◆ PROBLEM TO SOLVE
Read the entries below and pull out each line with the string "Daily".

◆ RAW DATA
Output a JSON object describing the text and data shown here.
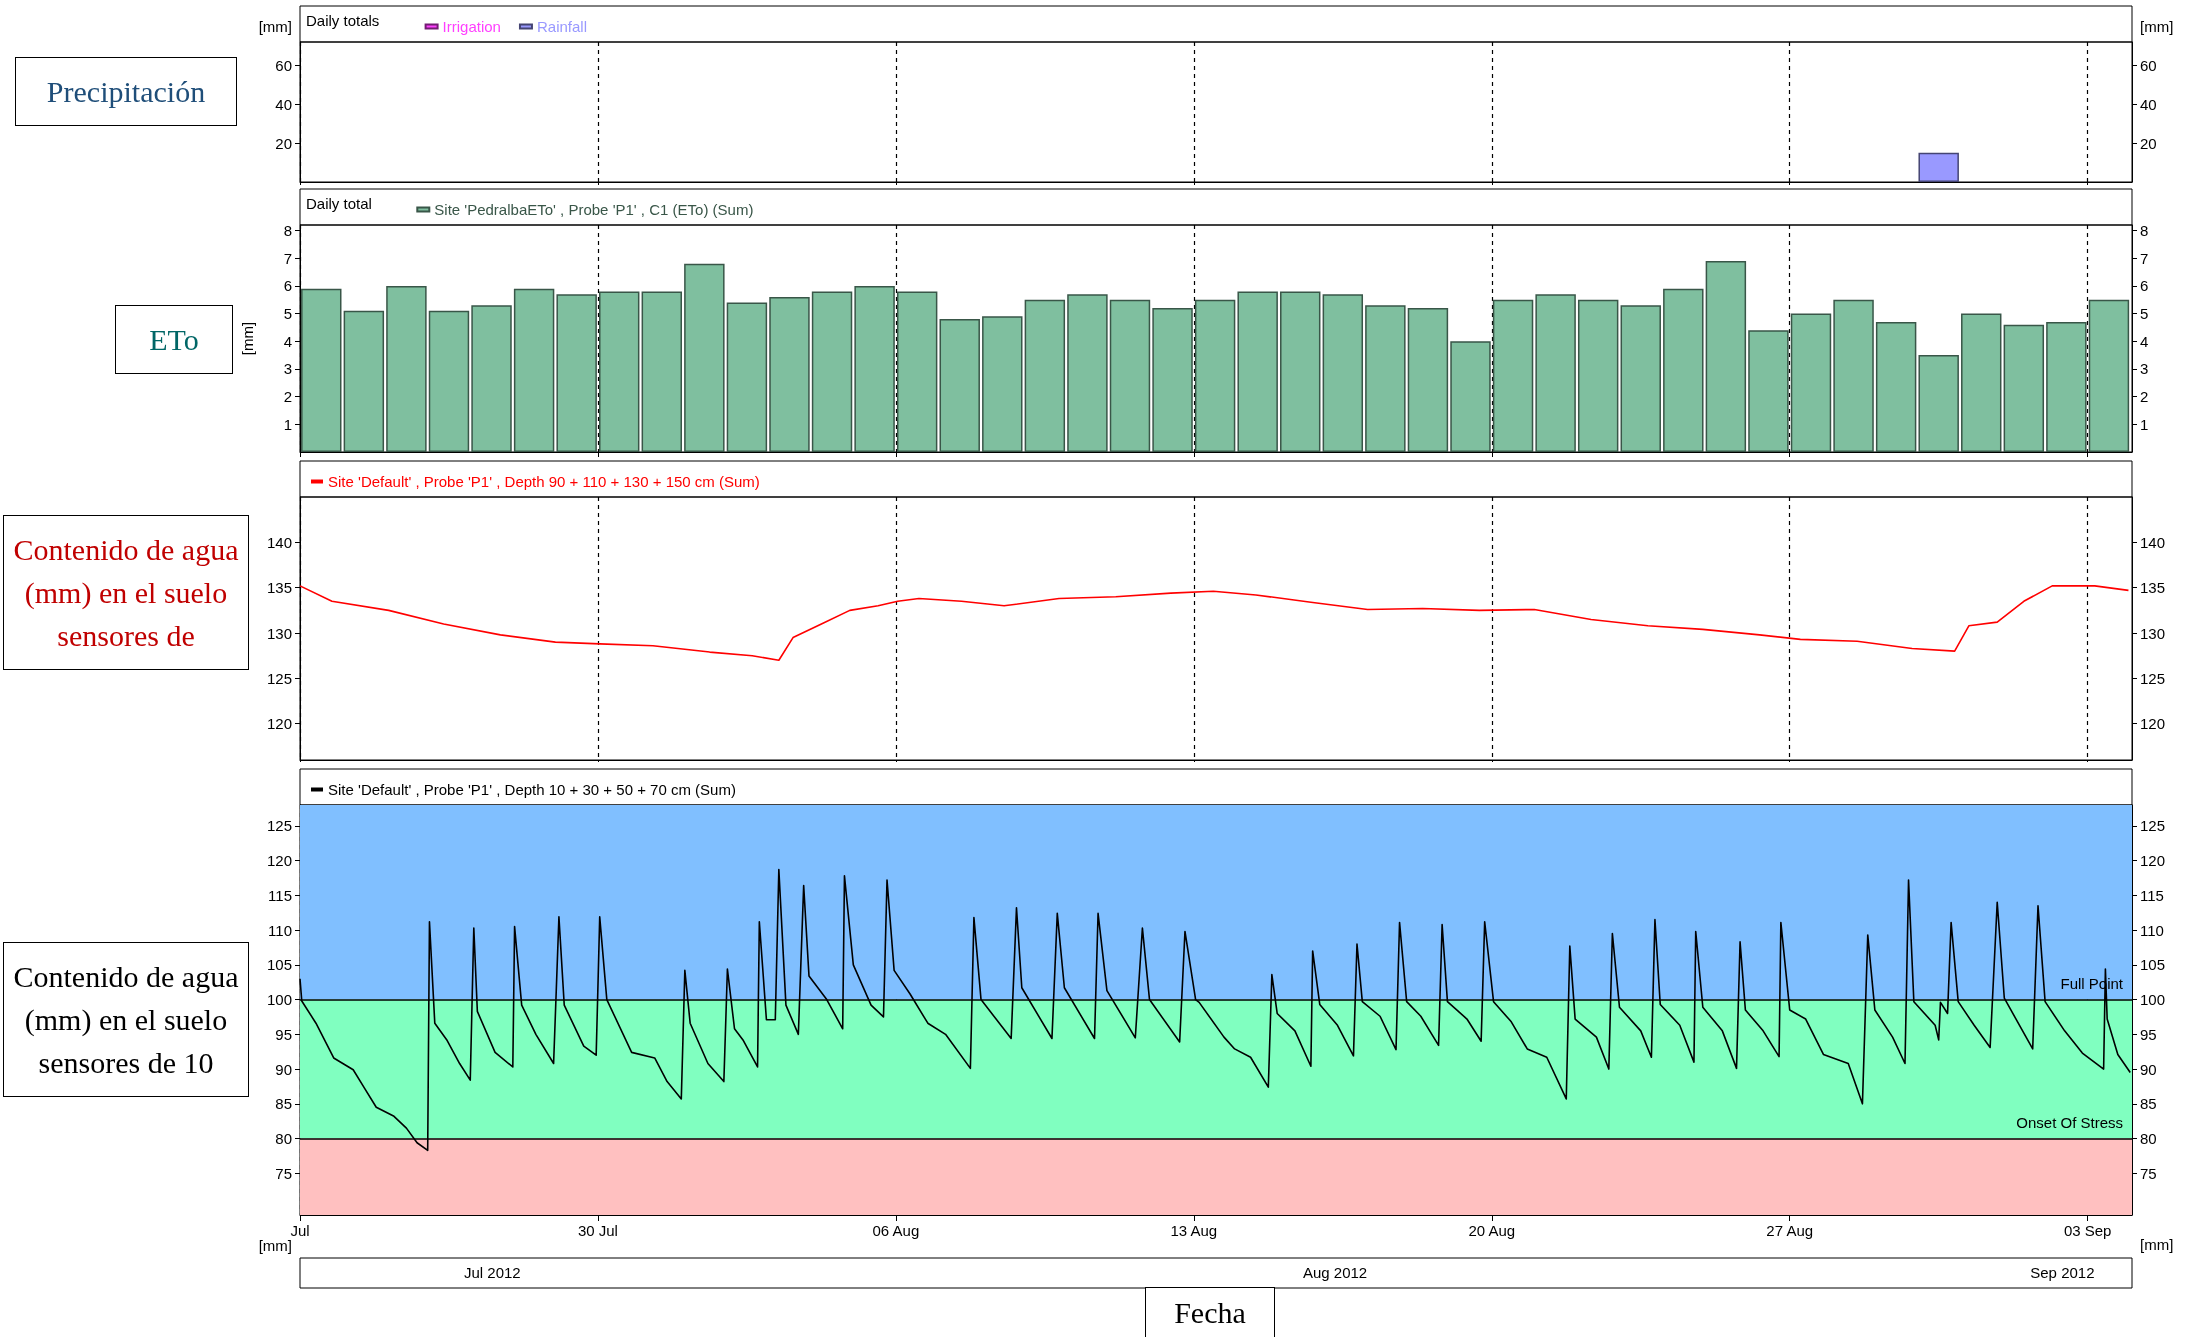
{
  "chart_data": [
    {
      "type": "bar",
      "title": "Precipitación",
      "ylabel": "[mm]",
      "y2label": "[mm]",
      "legend_title": "Daily totals",
      "legend": "top left",
      "grid": "x",
      "tick_labels": "y",
      "xlim": [
        "2012-07-23T00:00",
        "2012-09-04T01:00"
      ],
      "xticks": [
        {
          "value": "2012-07-23T00:00",
          "label": null
        },
        {
          "value": "2012-07-30T00:00",
          "label": null
        },
        {
          "value": "2012-08-06T00:00",
          "label": null
        },
        {
          "value": "2012-08-13T00:00",
          "label": null
        },
        {
          "value": "2012-08-20T00:00",
          "label": null
        },
        {
          "value": "2012-08-27T00:00",
          "label": null
        },
        {
          "value": "2012-09-03T00:00",
          "label": null
        }
      ],
      "ylim": [
        0,
        72
      ],
      "yticks": [
        20,
        40,
        60
      ],
      "y2lim": [
        0,
        72
      ],
      "y2ticks": [
        20,
        40,
        60
      ],
      "series": [
        {
          "name": "Irrigation",
          "color": "#ff40ff"
        },
        {
          "name": "Rainfall",
          "color": "#9999ff",
          "x": [
            "2012-08-30T12:00"
          ],
          "values": [
            15
          ]
        }
      ]
    },
    {
      "type": "bar",
      "title": "ETo",
      "ylabel": "[mm]",
      "legend_title": "Daily total",
      "legend": "top left",
      "grid": "x",
      "tick_labels": "y",
      "xlim": [
        "2012-07-23T00:00",
        "2012-09-04T01:00"
      ],
      "xticks": [
        {
          "value": "2012-07-23T00:00",
          "label": null
        },
        {
          "value": "2012-07-30T00:00",
          "label": null
        },
        {
          "value": "2012-08-06T00:00",
          "label": null
        },
        {
          "value": "2012-08-13T00:00",
          "label": null
        },
        {
          "value": "2012-08-20T00:00",
          "label": null
        },
        {
          "value": "2012-08-27T00:00",
          "label": null
        },
        {
          "value": "2012-09-03T00:00",
          "label": null
        }
      ],
      "ylim": [
        0,
        8.2
      ],
      "yticks": [
        1,
        2,
        3,
        4,
        5,
        6,
        7,
        8
      ],
      "y2lim": [
        0,
        8.2
      ],
      "y2ticks": [
        1,
        2,
        3,
        4,
        5,
        6,
        7,
        8
      ],
      "x": [
        "2012-07-23T12:00",
        "2012-07-24T12:00",
        "2012-07-25T12:00",
        "2012-07-26T12:00",
        "2012-07-27T12:00",
        "2012-07-28T12:00",
        "2012-07-29T12:00",
        "2012-07-30T12:00",
        "2012-07-31T12:00",
        "2012-08-01T12:00",
        "2012-08-02T12:00",
        "2012-08-03T12:00",
        "2012-08-04T12:00",
        "2012-08-05T12:00",
        "2012-08-06T12:00",
        "2012-08-07T12:00",
        "2012-08-08T12:00",
        "2012-08-09T12:00",
        "2012-08-10T12:00",
        "2012-08-11T12:00",
        "2012-08-12T12:00",
        "2012-08-13T12:00",
        "2012-08-14T12:00",
        "2012-08-15T12:00",
        "2012-08-16T12:00",
        "2012-08-17T12:00",
        "2012-08-18T12:00",
        "2012-08-19T12:00",
        "2012-08-20T12:00",
        "2012-08-21T12:00",
        "2012-08-22T12:00",
        "2012-08-23T12:00",
        "2012-08-24T12:00",
        "2012-08-25T12:00",
        "2012-08-26T12:00",
        "2012-08-27T12:00",
        "2012-08-28T12:00",
        "2012-08-29T12:00",
        "2012-08-30T12:00",
        "2012-08-31T12:00",
        "2012-09-01T12:00",
        "2012-09-02T12:00",
        "2012-09-03T12:00"
      ],
      "series": [
        {
          "name": "Site 'PedralbaETo' , Probe 'P1' , C1 (ETo) (Sum)",
          "color": "#7fbf9f",
          "values": [
            5.9,
            5.1,
            6.0,
            5.1,
            5.3,
            5.9,
            5.7,
            5.8,
            5.8,
            6.8,
            5.4,
            5.6,
            5.8,
            6.0,
            5.8,
            4.8,
            4.9,
            5.5,
            5.7,
            5.5,
            5.2,
            5.5,
            5.8,
            5.8,
            5.7,
            5.3,
            5.2,
            4.0,
            5.5,
            5.7,
            5.5,
            5.3,
            5.9,
            6.9,
            4.4,
            5.0,
            5.5,
            4.7,
            3.5,
            5.0,
            4.6,
            4.7,
            5.5
          ]
        }
      ]
    },
    {
      "type": "line",
      "title": "Contenido de agua (mm) en el suelo sensores de",
      "legend": "top left",
      "grid": "x",
      "tick_labels": "y",
      "xlim": [
        "2012-07-23T00:00",
        "2012-09-04T01:00"
      ],
      "xticks": [
        {
          "value": "2012-07-23T00:00",
          "label": null
        },
        {
          "value": "2012-07-30T00:00",
          "label": null
        },
        {
          "value": "2012-08-06T00:00",
          "label": null
        },
        {
          "value": "2012-08-13T00:00",
          "label": null
        },
        {
          "value": "2012-08-20T00:00",
          "label": null
        },
        {
          "value": "2012-08-27T00:00",
          "label": null
        },
        {
          "value": "2012-09-03T00:00",
          "label": null
        }
      ],
      "ylim": [
        116,
        145
      ],
      "yticks": [
        120,
        125,
        130,
        135,
        140
      ],
      "y2lim": [
        116,
        145
      ],
      "y2ticks": [
        120,
        125,
        130,
        135,
        140
      ],
      "series": [
        {
          "name": "Site 'Default' , Probe 'P1' , Depth 90 + 110 + 130 + 150 cm (Sum)",
          "color": "#ff0000",
          "x": [
            "2012-07-23T00:00",
            "2012-07-23T18:00",
            "2012-07-25T02:00",
            "2012-07-26T09:00",
            "2012-07-27T17:00",
            "2012-07-29T00:00",
            "2012-07-30T01:00",
            "2012-07-31T07:00",
            "2012-08-01T15:00",
            "2012-08-02T15:00",
            "2012-08-03T06:00",
            "2012-08-03T14:00",
            "2012-08-04T06:00",
            "2012-08-04T22:00",
            "2012-08-05T14:00",
            "2012-08-06T01:00",
            "2012-08-06T13:00",
            "2012-08-07T13:00",
            "2012-08-08T13:00",
            "2012-08-09T20:00",
            "2012-08-11T04:00",
            "2012-08-12T11:00",
            "2012-08-13T11:00",
            "2012-08-14T11:00",
            "2012-08-15T18:00",
            "2012-08-17T02:00",
            "2012-08-18T09:00",
            "2012-08-19T17:00",
            "2012-08-21T00:00",
            "2012-08-22T08:00",
            "2012-08-23T16:00",
            "2012-08-24T23:00",
            "2012-08-26T07:00",
            "2012-08-27T06:00",
            "2012-08-28T14:00",
            "2012-08-29T21:00",
            "2012-08-30T21:00",
            "2012-08-31T05:00",
            "2012-08-31T21:00",
            "2012-09-01T12:00",
            "2012-09-02T04:00",
            "2012-09-03T04:00",
            "2012-09-03T23:00"
          ],
          "values": [
            135.2,
            133.5,
            132.5,
            131,
            129.8,
            129,
            128.8,
            128.6,
            127.9,
            127.5,
            127.0,
            129.5,
            131,
            132.5,
            133,
            133.5,
            133.8,
            133.5,
            133,
            133.8,
            134,
            134.4,
            134.6,
            134.2,
            133.4,
            132.6,
            132.7,
            132.5,
            132.6,
            131.5,
            130.8,
            130.4,
            129.8,
            129.3,
            129.1,
            128.3,
            128,
            130.8,
            131.2,
            133.5,
            135.2,
            135.2,
            134.7
          ]
        }
      ]
    },
    {
      "type": "line",
      "title": "Contenido de agua (mm) en el suelo sensores de 10",
      "xlabel": "Fecha",
      "ylabel": "[mm]",
      "y2label": "[mm]",
      "legend": "top left",
      "grid": "x",
      "annotations": [
        "Jul 2012",
        "Aug 2012",
        "Sep 2012"
      ],
      "xlim": [
        "2012-07-23T00:00",
        "2012-09-04T01:00"
      ],
      "xticks": [
        {
          "value": "2012-07-23T00:00",
          "label": "Jul"
        },
        {
          "value": "2012-07-30T00:00",
          "label": "30 Jul"
        },
        {
          "value": "2012-08-06T00:00",
          "label": "06 Aug"
        },
        {
          "value": "2012-08-13T00:00",
          "label": "13 Aug"
        },
        {
          "value": "2012-08-20T00:00",
          "label": "20 Aug"
        },
        {
          "value": "2012-08-27T00:00",
          "label": "27 Aug"
        },
        {
          "value": "2012-09-03T00:00",
          "label": "03 Sep"
        }
      ],
      "ylim": [
        69,
        128
      ],
      "yticks": [
        75,
        80,
        85,
        90,
        95,
        100,
        105,
        110,
        115,
        120,
        125
      ],
      "y2lim": [
        69,
        128
      ],
      "y2ticks": [
        75,
        80,
        85,
        90,
        95,
        100,
        105,
        110,
        115,
        120,
        125
      ],
      "bands": [
        {
          "axis": "y",
          "from": 100,
          "to": 128,
          "color": "#80bfff"
        },
        {
          "axis": "y",
          "from": 80,
          "to": 100,
          "color": "#80ffc0"
        },
        {
          "axis": "y",
          "from": 69,
          "to": 80,
          "color": "#ffc0c0"
        }
      ],
      "ref_lines": [
        {
          "axis": "y",
          "value": 100,
          "label": "Full Point",
          "color": "#000000"
        },
        {
          "axis": "y",
          "value": 80,
          "label": "Onset Of Stress",
          "color": "#000000"
        }
      ],
      "series": [
        {
          "name": "Site 'Default' , Probe 'P1' , Depth 10 + 30 + 50 + 70 cm (Sum)",
          "color": "#000000",
          "x": [
            "2012-07-23T00:00",
            "2012-07-23T01:00",
            "2012-07-23T09:00",
            "2012-07-23T19:00",
            "2012-07-24T06:00",
            "2012-07-24T12:00",
            "2012-07-24T19:00",
            "2012-07-25T05:00",
            "2012-07-25T12:00",
            "2012-07-25T18:00",
            "2012-07-26T00:00",
            "2012-07-26T01:00",
            "2012-07-26T04:00",
            "2012-07-26T11:00",
            "2012-07-26T18:00",
            "2012-07-27T00:00",
            "2012-07-27T02:00",
            "2012-07-27T04:00",
            "2012-07-27T14:00",
            "2012-07-28T00:00",
            "2012-07-28T01:00",
            "2012-07-28T05:00",
            "2012-07-28T13:00",
            "2012-07-28T23:00",
            "2012-07-29T02:00",
            "2012-07-29T05:00",
            "2012-07-29T16:00",
            "2012-07-29T23:00",
            "2012-07-30T01:00",
            "2012-07-30T05:00",
            "2012-07-30T19:00",
            "2012-07-31T08:00",
            "2012-07-31T15:00",
            "2012-07-31T23:00",
            "2012-08-01T01:00",
            "2012-08-01T04:00",
            "2012-08-01T14:00",
            "2012-08-01T23:00",
            "2012-08-02T01:00",
            "2012-08-02T05:00",
            "2012-08-02T10:00",
            "2012-08-02T18:00",
            "2012-08-02T19:00",
            "2012-08-02T23:00",
            "2012-08-03T04:00",
            "2012-08-03T06:00",
            "2012-08-03T10:00",
            "2012-08-03T17:00",
            "2012-08-03T20:00",
            "2012-08-03T23:00",
            "2012-08-04T09:00",
            "2012-08-04T18:00",
            "2012-08-04T19:00",
            "2012-08-05T00:00",
            "2012-08-05T10:00",
            "2012-08-05T17:00",
            "2012-08-05T19:00",
            "2012-08-05T23:00",
            "2012-08-06T08:00",
            "2012-08-06T18:00",
            "2012-08-07T04:00",
            "2012-08-07T18:00",
            "2012-08-07T20:00",
            "2012-08-08T00:00",
            "2012-08-08T17:00",
            "2012-08-08T20:00",
            "2012-08-08T23:00",
            "2012-08-09T16:00",
            "2012-08-09T19:00",
            "2012-08-09T23:00",
            "2012-08-10T16:00",
            "2012-08-10T18:00",
            "2012-08-10T23:00",
            "2012-08-11T15:00",
            "2012-08-11T19:00",
            "2012-08-11T23:00",
            "2012-08-12T16:00",
            "2012-08-12T19:00",
            "2012-08-13T01:00",
            "2012-08-13T03:00",
            "2012-08-13T17:00",
            "2012-08-13T23:00",
            "2012-08-14T08:00",
            "2012-08-14T18:00",
            "2012-08-14T20:00",
            "2012-08-14T23:00",
            "2012-08-15T09:00",
            "2012-08-15T18:00",
            "2012-08-15T19:00",
            "2012-08-15T23:00",
            "2012-08-16T09:00",
            "2012-08-16T18:00",
            "2012-08-16T20:00",
            "2012-08-16T23:00",
            "2012-08-17T09:00",
            "2012-08-17T18:00",
            "2012-08-17T20:00",
            "2012-08-18T00:00",
            "2012-08-18T08:00",
            "2012-08-18T18:00",
            "2012-08-18T20:00",
            "2012-08-18T23:00",
            "2012-08-19T10:00",
            "2012-08-19T18:00",
            "2012-08-19T20:00",
            "2012-08-20T01:00",
            "2012-08-20T11:00",
            "2012-08-20T20:00",
            "2012-08-21T07:00",
            "2012-08-21T18:00",
            "2012-08-21T20:00",
            "2012-08-21T23:00",
            "2012-08-22T11:00",
            "2012-08-22T18:00",
            "2012-08-22T20:00",
            "2012-08-23T00:00",
            "2012-08-23T12:00",
            "2012-08-23T18:00",
            "2012-08-23T20:00",
            "2012-08-23T23:00",
            "2012-08-24T10:00",
            "2012-08-24T18:00",
            "2012-08-24T19:00",
            "2012-08-24T23:00",
            "2012-08-25T10:00",
            "2012-08-25T18:00",
            "2012-08-25T20:00",
            "2012-08-25T23:00",
            "2012-08-26T09:00",
            "2012-08-26T18:00",
            "2012-08-26T19:00",
            "2012-08-27T00:00",
            "2012-08-27T09:00",
            "2012-08-27T19:00",
            "2012-08-28T09:00",
            "2012-08-28T17:00",
            "2012-08-28T20:00",
            "2012-08-29T00:00",
            "2012-08-29T10:00",
            "2012-08-29T17:00",
            "2012-08-29T19:00",
            "2012-08-29T22:00",
            "2012-08-30T10:00",
            "2012-08-30T12:00",
            "2012-08-30T13:00",
            "2012-08-30T17:00",
            "2012-08-30T19:00",
            "2012-08-30T23:00",
            "2012-08-31T08:00",
            "2012-08-31T17:00",
            "2012-08-31T21:00",
            "2012-09-01T01:00",
            "2012-09-01T17:00",
            "2012-09-01T20:00",
            "2012-09-02T00:00",
            "2012-09-02T11:00",
            "2012-09-02T21:00",
            "2012-09-03T09:00",
            "2012-09-03T10:00",
            "2012-09-03T11:00",
            "2012-09-03T17:00",
            "2012-09-04T00:00"
          ],
          "values": [
            103,
            99.8,
            96.6,
            91.6,
            89.9,
            87.4,
            84.5,
            83.2,
            81.5,
            79.4,
            78.3,
            111.2,
            96.6,
            94.1,
            90.8,
            88.4,
            110.3,
            98.3,
            92.4,
            90.3,
            110.5,
            99.2,
            95.0,
            90.8,
            111.9,
            99.2,
            93.3,
            92.0,
            111.9,
            100,
            92.4,
            91.6,
            88.2,
            85.7,
            104.2,
            96.6,
            90.8,
            88.2,
            104.4,
            95.8,
            94.1,
            90.3,
            111.2,
            97.1,
            97.1,
            118.7,
            99.2,
            95,
            116.4,
            103.4,
            100,
            95.8,
            117.8,
            105,
            99.2,
            97.5,
            117.2,
            104.2,
            100.8,
            96.6,
            95,
            90.1,
            111.8,
            100,
            94.4,
            113.2,
            101.7,
            94.4,
            112.4,
            101.7,
            94.4,
            112.4,
            101.3,
            94.5,
            110.3,
            100,
            93.9,
            109.8,
            100,
            99.6,
            94.6,
            92.9,
            91.7,
            87.4,
            103.6,
            98.0,
            95.5,
            90.4,
            107,
            99.3,
            96.3,
            91.9,
            108,
            99.7,
            97.6,
            92.8,
            111.1,
            99.7,
            97.6,
            93.4,
            110.8,
            99.7,
            97.2,
            94,
            111.2,
            99.7,
            96.8,
            92.9,
            91.7,
            85.7,
            107.7,
            97.2,
            94.6,
            90,
            109.5,
            98.9,
            95.5,
            91.7,
            111.5,
            99.3,
            96.3,
            91,
            109.8,
            98.9,
            95.5,
            90.1,
            108.3,
            98.5,
            95.5,
            91.8,
            111.1,
            98.5,
            97.2,
            92.1,
            90.8,
            85,
            109.3,
            98.5,
            94.6,
            90.8,
            117.2,
            99.7,
            96.3,
            94.2,
            99.6,
            98,
            111.1,
            99.7,
            96.3,
            93.1,
            114,
            100.2,
            92.9,
            113.5,
            99.7,
            95.5,
            92.3,
            90,
            104.4,
            97.2,
            92.1,
            89.5
          ]
        }
      ]
    }
  ]
}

◆ ANSWER TO THIS TASK
      "legend_title": "Daily totals",
      "legend_title": "Daily total",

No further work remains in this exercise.